** start INPUT ROWS **
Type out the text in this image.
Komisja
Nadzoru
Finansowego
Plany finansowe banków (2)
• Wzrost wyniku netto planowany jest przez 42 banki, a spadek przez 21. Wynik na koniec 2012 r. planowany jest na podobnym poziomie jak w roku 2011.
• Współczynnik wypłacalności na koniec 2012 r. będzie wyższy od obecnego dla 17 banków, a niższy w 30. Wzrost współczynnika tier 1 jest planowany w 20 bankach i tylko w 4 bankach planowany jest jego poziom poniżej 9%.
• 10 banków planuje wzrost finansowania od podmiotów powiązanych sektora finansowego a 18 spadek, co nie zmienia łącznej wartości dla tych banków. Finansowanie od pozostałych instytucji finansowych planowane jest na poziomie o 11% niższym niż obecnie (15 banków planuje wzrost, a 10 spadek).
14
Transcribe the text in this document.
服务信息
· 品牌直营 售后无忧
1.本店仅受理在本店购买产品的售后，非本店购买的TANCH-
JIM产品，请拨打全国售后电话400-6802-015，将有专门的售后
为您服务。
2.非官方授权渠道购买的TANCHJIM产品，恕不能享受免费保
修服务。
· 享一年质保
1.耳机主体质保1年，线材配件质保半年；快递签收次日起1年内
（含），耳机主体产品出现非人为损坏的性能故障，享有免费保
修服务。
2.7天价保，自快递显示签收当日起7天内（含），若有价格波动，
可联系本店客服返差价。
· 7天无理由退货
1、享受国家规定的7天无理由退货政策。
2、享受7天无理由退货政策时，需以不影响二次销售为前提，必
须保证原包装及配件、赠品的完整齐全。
** end INPUT ROWS **
**WHAT IS ASKED**
Say how many lines hold the word "spadek", giving the number and nothing else.

**RESPONSE**
2